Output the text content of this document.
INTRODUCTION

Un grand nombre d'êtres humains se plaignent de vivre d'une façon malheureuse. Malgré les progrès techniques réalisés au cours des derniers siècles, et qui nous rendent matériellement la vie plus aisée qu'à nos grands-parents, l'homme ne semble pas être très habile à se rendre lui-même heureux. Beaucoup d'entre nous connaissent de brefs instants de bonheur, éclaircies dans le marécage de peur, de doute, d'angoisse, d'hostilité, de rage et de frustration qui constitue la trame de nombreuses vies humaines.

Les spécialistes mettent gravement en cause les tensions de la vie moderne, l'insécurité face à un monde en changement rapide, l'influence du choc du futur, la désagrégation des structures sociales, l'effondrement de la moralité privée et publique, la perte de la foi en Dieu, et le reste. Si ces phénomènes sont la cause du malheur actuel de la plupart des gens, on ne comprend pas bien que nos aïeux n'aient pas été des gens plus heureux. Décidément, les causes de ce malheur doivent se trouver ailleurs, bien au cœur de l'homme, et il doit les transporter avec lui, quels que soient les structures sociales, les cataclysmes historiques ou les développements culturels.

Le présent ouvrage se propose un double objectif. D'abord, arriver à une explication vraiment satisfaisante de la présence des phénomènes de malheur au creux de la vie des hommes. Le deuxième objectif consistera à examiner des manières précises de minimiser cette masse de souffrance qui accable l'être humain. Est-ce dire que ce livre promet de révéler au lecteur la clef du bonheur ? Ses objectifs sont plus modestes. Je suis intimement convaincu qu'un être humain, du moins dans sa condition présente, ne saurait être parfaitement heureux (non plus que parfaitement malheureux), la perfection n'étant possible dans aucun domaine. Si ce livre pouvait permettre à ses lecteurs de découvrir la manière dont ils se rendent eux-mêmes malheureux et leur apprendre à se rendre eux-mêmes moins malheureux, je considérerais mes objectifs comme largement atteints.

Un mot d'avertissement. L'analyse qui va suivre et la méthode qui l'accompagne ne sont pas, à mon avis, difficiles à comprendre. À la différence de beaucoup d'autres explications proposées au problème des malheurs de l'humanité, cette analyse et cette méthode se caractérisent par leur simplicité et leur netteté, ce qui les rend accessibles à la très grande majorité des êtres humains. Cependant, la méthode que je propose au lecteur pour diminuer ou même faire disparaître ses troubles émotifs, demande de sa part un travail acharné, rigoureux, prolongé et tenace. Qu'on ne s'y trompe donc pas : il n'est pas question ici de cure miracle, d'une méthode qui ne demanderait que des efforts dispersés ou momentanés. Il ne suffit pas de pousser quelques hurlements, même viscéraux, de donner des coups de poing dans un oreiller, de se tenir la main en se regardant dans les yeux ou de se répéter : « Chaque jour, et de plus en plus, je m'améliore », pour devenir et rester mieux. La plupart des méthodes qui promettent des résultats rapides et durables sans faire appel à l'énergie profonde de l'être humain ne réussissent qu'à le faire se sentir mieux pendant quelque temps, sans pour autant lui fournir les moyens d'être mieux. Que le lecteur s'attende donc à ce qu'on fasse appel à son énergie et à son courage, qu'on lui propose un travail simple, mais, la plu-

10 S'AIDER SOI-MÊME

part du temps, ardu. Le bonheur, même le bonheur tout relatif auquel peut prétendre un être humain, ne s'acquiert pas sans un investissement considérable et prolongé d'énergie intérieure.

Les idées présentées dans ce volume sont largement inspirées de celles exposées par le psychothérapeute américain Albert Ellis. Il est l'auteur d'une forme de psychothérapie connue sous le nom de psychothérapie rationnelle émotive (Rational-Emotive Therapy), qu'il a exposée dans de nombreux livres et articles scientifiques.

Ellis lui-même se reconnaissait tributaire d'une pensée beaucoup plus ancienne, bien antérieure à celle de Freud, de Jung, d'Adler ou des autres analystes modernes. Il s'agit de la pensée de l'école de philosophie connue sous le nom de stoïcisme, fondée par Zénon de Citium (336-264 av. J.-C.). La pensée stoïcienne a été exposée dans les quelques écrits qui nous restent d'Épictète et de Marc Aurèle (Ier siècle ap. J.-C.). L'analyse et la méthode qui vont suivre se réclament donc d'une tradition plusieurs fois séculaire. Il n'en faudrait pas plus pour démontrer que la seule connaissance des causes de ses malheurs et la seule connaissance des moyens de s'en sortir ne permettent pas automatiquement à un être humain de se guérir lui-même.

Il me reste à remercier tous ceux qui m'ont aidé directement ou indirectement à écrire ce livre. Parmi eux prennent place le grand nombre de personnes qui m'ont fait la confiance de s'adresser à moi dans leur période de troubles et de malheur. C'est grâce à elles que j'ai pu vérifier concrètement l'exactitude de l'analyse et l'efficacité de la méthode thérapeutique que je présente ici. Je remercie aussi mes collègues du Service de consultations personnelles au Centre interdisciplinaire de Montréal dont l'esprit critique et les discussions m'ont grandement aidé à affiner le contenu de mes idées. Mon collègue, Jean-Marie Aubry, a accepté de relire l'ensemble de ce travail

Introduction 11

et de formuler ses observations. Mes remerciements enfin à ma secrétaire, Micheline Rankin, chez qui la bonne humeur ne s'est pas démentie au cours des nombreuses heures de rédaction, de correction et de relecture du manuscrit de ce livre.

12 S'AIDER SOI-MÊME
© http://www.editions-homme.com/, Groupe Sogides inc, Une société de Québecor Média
◇ ◇ ◇ ◇ ◇ ◇ ◇
Extract each line holding the word "connue" from the records.

_Response:_
Les idées présentées dans ce volume sont largement inspirées de celles exposées par le psychothérapeute américain Albert Ellis. Il est l'auteur d'une forme de psychothérapie connue sous le nom de psychothérapie rationnelle émotive (Rational-Emotive Therapy), qu'il a exposée dans de nombreux livres et articles scientifiques.
Ellis lui-même se reconnaissait tributaire d'une pensée beaucoup plus ancienne, bien antérieure à celle de Freud, de Jung, d'Adler ou des autres analystes modernes. Il s'agit de la pensée de l'école de philosophie connue sous le nom de stoïcisme, fondée par Zénon de Citium (336-264 av. J.-C.). La pensée stoïcienne a été exposée dans les quelques écrits qui nous restent d'Épictète et de Marc Aurèle (Ier siècle ap. J.-C.). L'analyse et la méthode qui vont suivre se réclament donc d'une tradition plusieurs fois séculaire. Il n'en faudrait pas plus pour démontrer que la seule connaissance des causes de ses malheurs et la seule connaissance des moyens de s'en sortir ne permettent pas automatiquement à un être humain de se guérir lui-même.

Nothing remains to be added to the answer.